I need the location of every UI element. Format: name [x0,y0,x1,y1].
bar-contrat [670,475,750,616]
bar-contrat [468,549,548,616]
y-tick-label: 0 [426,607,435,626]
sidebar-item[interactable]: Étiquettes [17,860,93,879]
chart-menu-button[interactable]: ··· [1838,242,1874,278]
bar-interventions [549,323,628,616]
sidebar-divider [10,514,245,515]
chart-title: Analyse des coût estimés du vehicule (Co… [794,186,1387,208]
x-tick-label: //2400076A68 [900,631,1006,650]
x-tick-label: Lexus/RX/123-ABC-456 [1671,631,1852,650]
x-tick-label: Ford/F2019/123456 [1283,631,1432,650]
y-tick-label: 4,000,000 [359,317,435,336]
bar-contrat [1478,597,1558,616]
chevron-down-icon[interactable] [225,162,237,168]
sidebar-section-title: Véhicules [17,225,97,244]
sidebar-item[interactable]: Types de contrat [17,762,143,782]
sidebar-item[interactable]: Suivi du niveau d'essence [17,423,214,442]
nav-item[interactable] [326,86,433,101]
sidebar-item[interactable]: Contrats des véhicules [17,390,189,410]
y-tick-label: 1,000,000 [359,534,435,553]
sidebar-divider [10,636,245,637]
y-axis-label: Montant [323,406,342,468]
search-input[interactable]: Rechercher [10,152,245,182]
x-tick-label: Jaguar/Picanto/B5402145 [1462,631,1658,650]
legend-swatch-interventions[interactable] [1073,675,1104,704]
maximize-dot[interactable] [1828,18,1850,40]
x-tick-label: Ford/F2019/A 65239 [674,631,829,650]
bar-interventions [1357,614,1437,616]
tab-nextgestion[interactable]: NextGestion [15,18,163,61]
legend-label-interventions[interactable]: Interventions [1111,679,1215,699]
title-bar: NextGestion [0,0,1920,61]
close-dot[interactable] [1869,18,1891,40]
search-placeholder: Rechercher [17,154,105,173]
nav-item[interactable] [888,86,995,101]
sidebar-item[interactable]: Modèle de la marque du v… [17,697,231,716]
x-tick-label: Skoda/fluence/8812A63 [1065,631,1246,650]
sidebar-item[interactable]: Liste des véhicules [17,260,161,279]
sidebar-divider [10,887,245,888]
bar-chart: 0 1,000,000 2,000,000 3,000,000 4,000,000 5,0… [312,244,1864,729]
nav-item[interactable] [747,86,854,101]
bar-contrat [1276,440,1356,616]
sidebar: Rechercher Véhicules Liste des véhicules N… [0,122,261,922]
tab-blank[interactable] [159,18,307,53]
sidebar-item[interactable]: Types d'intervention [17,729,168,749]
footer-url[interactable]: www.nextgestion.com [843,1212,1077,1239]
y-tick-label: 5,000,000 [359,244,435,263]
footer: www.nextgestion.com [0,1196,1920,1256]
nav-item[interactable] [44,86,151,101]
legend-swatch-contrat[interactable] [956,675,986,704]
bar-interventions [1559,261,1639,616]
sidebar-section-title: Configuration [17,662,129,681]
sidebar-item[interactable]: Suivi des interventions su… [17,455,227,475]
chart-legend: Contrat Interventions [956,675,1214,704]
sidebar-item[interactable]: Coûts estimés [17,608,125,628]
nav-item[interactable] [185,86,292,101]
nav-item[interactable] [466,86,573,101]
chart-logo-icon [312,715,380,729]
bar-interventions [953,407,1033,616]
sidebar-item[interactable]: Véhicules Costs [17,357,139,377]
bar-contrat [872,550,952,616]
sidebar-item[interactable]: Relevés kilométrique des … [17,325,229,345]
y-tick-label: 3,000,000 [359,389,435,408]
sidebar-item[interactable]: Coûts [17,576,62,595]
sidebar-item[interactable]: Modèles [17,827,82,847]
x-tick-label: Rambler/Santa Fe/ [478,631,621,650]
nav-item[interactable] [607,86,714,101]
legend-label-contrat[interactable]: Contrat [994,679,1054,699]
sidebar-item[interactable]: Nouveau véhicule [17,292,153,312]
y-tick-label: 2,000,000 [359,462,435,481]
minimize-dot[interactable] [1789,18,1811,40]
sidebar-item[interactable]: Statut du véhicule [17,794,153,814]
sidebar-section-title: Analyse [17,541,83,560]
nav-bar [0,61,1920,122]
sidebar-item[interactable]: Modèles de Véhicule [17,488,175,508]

**Exercise:** Copy every row above verbatim.

**Result for this task:**
I need the location of every UI element. Format: name [x0,y0,x1,y1].
bar-contrat [670,475,750,616]
bar-contrat [468,549,548,616]
y-tick-label: 0 [426,607,435,626]
sidebar-item[interactable]: Étiquettes [17,860,93,879]
chart-menu-button[interactable]: ··· [1838,242,1874,278]
bar-interventions [549,323,628,616]
sidebar-divider [10,514,245,515]
chart-title: Analyse des coût estimés du vehicule (Co… [794,186,1387,208]
x-tick-label: //2400076A68 [900,631,1006,650]
x-tick-label: Lexus/RX/123-ABC-456 [1671,631,1852,650]
x-tick-label: Ford/F2019/123456 [1283,631,1432,650]
y-tick-label: 4,000,000 [359,317,435,336]
bar-contrat [1478,597,1558,616]
chevron-down-icon[interactable] [225,162,237,168]
sidebar-section-title: Véhicules [17,225,97,244]
sidebar-item[interactable]: Types de contrat [17,762,143,782]
sidebar-item[interactable]: Suivi du niveau d'essence [17,423,214,442]
nav-item[interactable] [326,86,433,101]
sidebar-item[interactable]: Contrats des véhicules [17,390,189,410]
y-tick-label: 1,000,000 [359,534,435,553]
sidebar-divider [10,636,245,637]
y-axis-label: Montant [323,406,342,468]
search-input[interactable]: Rechercher [10,152,245,182]
x-tick-label: Jaguar/Picanto/B5402145 [1462,631,1658,650]
legend-swatch-interventions[interactable] [1073,675,1104,704]
maximize-dot[interactable] [1828,18,1850,40]
x-tick-label: Ford/F2019/A 65239 [674,631,829,650]
bar-interventions [1357,614,1437,616]
tab-nextgestion[interactable]: NextGestion [15,18,163,61]
legend-label-interventions[interactable]: Interventions [1111,679,1215,699]
title-bar: NextGestion [0,0,1920,61]
close-dot[interactable] [1869,18,1891,40]
search-placeholder: Rechercher [17,154,105,173]
nav-item[interactable] [888,86,995,101]
sidebar-item[interactable]: Modèle de la marque du v… [17,697,231,716]
x-tick-label: Skoda/fluence/8812A63 [1065,631,1246,650]
sidebar-item[interactable]: Liste des véhicules [17,260,161,279]
sidebar-divider [10,887,245,888]
bar-chart: 0 1,000,000 2,000,000 3,000,000 4,000,000 5,0… [312,244,1864,729]
nav-item[interactable] [747,86,854,101]
bar-contrat [1276,440,1356,616]
sidebar: Rechercher Véhicules Liste des véhicules N… [0,122,261,922]
tab-blank[interactable] [159,18,307,53]
sidebar-item[interactable]: Types d'intervention [17,729,168,749]
footer-url[interactable]: www.nextgestion.com [843,1212,1077,1239]
y-tick-label: 5,000,000 [359,244,435,263]
footer: www.nextgestion.com [0,1196,1920,1256]
nav-item[interactable] [44,86,151,101]
legend-swatch-contrat[interactable] [956,675,986,704]
bar-interventions [1559,261,1639,616]
sidebar-section-title: Configuration [17,662,129,681]
sidebar-item[interactable]: Suivi des interventions su… [17,455,227,475]
chart-legend: Contrat Interventions [956,675,1214,704]
sidebar-item[interactable]: Coûts estimés [17,608,125,628]
nav-item[interactable] [185,86,292,101]
nav-item[interactable] [466,86,573,101]
chart-logo-icon [312,715,380,729]
bar-interventions [953,407,1033,616]
sidebar-item[interactable]: Véhicules Costs [17,357,139,377]
bar-contrat [872,550,952,616]
sidebar-item[interactable]: Relevés kilométrique des … [17,325,229,345]
y-tick-label: 3,000,000 [359,389,435,408]
sidebar-item[interactable]: Coûts [17,576,62,595]
sidebar-item[interactable]: Modèles [17,827,82,847]
x-tick-label: Rambler/Santa Fe/ [478,631,621,650]
nav-item[interactable] [607,86,714,101]
legend-label-contrat[interactable]: Contrat [994,679,1054,699]
sidebar-item[interactable]: Nouveau véhicule [17,292,153,312]
y-tick-label: 2,000,000 [359,462,435,481]
minimize-dot[interactable] [1789,18,1811,40]
sidebar-item[interactable]: Statut du véhicule [17,794,153,814]
sidebar-section-title: Analyse [17,541,83,560]
nav-bar [0,61,1920,122]
sidebar-item[interactable]: Modèles de Véhicule [17,488,175,508]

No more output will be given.